Problem to work on: Output the material word for word. Leave each picture out.

========

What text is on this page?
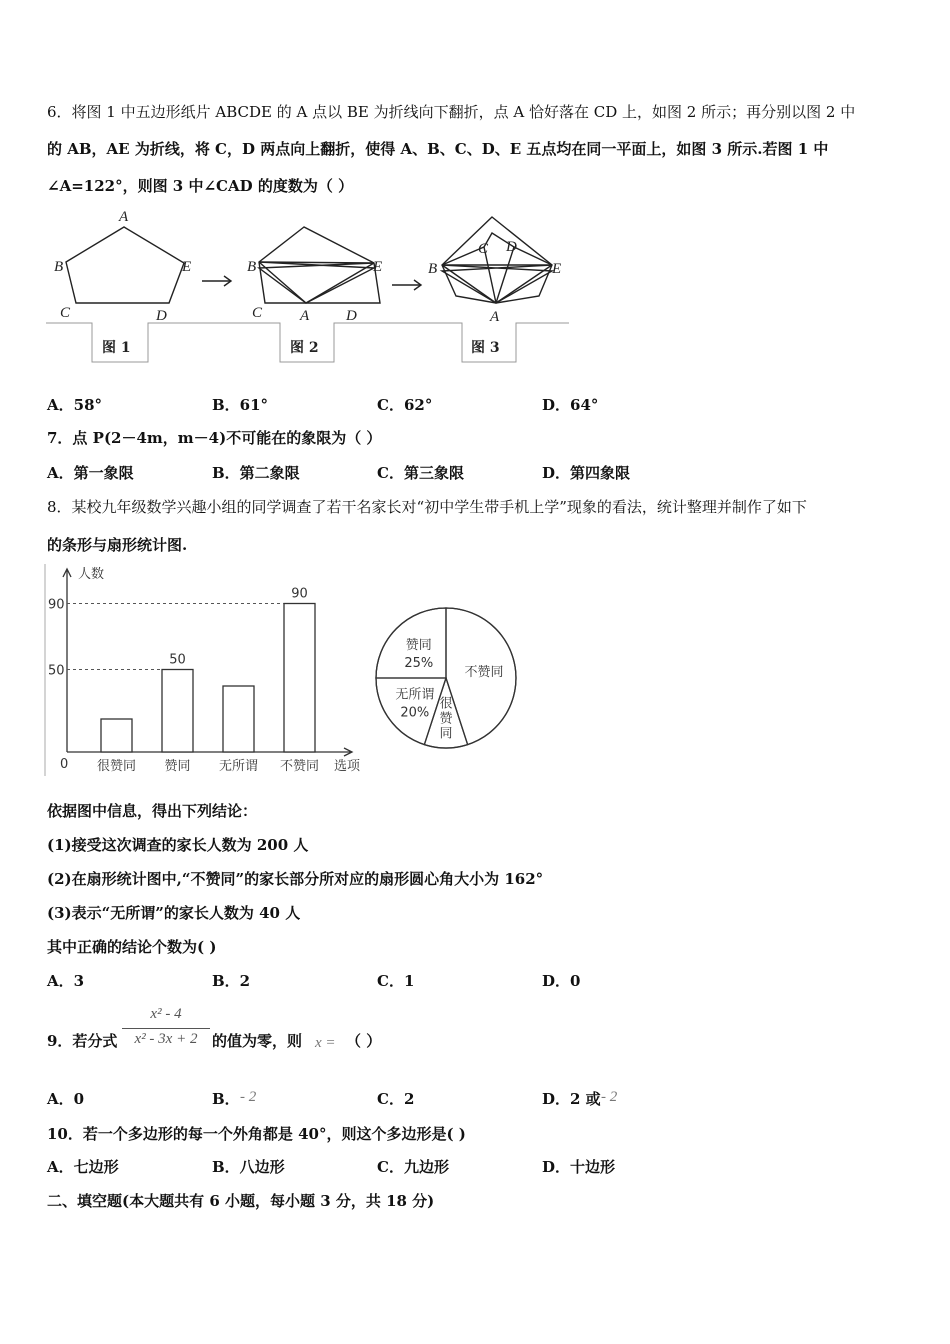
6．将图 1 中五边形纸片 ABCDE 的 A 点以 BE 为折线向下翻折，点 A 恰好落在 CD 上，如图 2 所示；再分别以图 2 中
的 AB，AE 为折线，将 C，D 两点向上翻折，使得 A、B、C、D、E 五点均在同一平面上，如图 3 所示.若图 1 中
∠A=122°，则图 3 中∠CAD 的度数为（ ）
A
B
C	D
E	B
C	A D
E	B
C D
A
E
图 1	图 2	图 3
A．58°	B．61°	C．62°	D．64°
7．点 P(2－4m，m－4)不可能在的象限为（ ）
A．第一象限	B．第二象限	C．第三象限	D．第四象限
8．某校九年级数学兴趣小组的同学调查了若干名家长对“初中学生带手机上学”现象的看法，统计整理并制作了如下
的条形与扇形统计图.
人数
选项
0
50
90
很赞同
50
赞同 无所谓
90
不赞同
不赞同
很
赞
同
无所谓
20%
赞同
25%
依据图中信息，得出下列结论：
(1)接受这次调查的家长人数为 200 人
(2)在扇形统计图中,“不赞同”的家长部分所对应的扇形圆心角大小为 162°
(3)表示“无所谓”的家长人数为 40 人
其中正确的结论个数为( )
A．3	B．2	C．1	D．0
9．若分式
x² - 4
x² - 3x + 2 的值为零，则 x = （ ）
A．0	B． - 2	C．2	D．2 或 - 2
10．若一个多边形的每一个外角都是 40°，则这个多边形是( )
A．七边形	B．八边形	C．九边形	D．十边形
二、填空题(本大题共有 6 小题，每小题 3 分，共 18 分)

========

Expected output:
What text is on this page?
6．将图 1 中五边形纸片 ABCDE 的 A 点以 BE 为折线向下翻折，点 A 恰好落在 CD 上，如图 2 所示；再分别以图 2 中
的 AB，AE 为折线，将 C，D 两点向上翻折，使得 A、B、C、D、E 五点均在同一平面上，如图 3 所示.若图 1 中
∠A=122°，则图 3 中∠CAD 的度数为（ ）
A
B
C	D
E	B
C	A D
E	B
C D
A
E
图 1	图 2	图 3
A．58°	B．61°	C．62°	D．64°
7．点 P(2－4m，m－4)不可能在的象限为（ ）
A．第一象限	B．第二象限	C．第三象限	D．第四象限
8．某校九年级数学兴趣小组的同学调查了若干名家长对“初中学生带手机上学”现象的看法，统计整理并制作了如下
的条形与扇形统计图.
人数
选项
0
50
90
很赞同
50
赞同 无所谓
90
不赞同
不赞同
很
赞
同
无所谓
20%
赞同
25%
依据图中信息，得出下列结论：
(1)接受这次调查的家长人数为 200 人
(2)在扇形统计图中,“不赞同”的家长部分所对应的扇形圆心角大小为 162°
(3)表示“无所谓”的家长人数为 40 人
其中正确的结论个数为( )
A．3	B．2	C．1	D．0
9．若分式
x² - 4
x² - 3x + 2 的值为零，则 x = （ ）
A．0	B． - 2	C．2	D．2 或 - 2
10．若一个多边形的每一个外角都是 40°，则这个多边形是( )
A．七边形	B．八边形	C．九边形	D．十边形
二、填空题(本大题共有 6 小题，每小题 3 分，共 18 分)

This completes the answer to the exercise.